> SOURCE MATERIAL:

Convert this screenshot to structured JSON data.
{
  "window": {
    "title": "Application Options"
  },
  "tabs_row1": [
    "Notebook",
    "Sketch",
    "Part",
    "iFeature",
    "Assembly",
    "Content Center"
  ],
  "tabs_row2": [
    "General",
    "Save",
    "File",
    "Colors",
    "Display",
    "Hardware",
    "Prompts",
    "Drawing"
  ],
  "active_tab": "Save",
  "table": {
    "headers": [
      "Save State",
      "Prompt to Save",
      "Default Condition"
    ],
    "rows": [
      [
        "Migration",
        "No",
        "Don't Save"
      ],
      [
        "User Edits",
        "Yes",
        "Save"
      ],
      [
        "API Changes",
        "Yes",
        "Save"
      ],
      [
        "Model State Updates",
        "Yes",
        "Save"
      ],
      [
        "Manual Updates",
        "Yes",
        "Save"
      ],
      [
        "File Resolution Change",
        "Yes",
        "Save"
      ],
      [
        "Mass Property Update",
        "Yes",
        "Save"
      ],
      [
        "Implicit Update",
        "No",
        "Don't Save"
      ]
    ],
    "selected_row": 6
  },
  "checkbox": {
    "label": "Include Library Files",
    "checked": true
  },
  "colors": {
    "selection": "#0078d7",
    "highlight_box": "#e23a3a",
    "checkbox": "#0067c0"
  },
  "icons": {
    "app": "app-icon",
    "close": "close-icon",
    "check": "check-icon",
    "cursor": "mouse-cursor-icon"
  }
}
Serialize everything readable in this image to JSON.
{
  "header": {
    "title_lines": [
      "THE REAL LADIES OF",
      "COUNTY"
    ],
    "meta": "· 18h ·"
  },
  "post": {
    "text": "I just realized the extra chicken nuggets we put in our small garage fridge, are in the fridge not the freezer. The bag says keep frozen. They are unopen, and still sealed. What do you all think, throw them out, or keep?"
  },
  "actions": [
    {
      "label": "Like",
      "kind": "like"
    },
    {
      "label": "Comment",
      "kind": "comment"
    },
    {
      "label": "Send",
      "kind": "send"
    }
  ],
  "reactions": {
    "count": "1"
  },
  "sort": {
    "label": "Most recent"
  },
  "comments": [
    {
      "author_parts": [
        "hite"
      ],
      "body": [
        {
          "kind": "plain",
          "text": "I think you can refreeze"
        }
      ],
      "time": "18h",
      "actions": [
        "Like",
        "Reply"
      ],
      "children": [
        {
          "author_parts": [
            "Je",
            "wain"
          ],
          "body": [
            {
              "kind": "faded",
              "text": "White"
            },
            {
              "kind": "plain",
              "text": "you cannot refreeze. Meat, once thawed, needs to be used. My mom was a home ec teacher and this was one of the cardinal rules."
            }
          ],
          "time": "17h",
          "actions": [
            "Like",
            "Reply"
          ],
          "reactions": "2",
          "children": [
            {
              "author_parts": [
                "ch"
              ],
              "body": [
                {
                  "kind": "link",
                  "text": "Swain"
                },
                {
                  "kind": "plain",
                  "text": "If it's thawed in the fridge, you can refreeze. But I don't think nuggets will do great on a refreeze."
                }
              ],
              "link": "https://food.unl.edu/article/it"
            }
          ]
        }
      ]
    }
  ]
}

> TASK TO CARRY OUT: Copy out the lines that hold "link".

> SOLUTION TO THE EXERCISE:
                  "kind": "link",
              "link": "https://food.unl.edu/article/it"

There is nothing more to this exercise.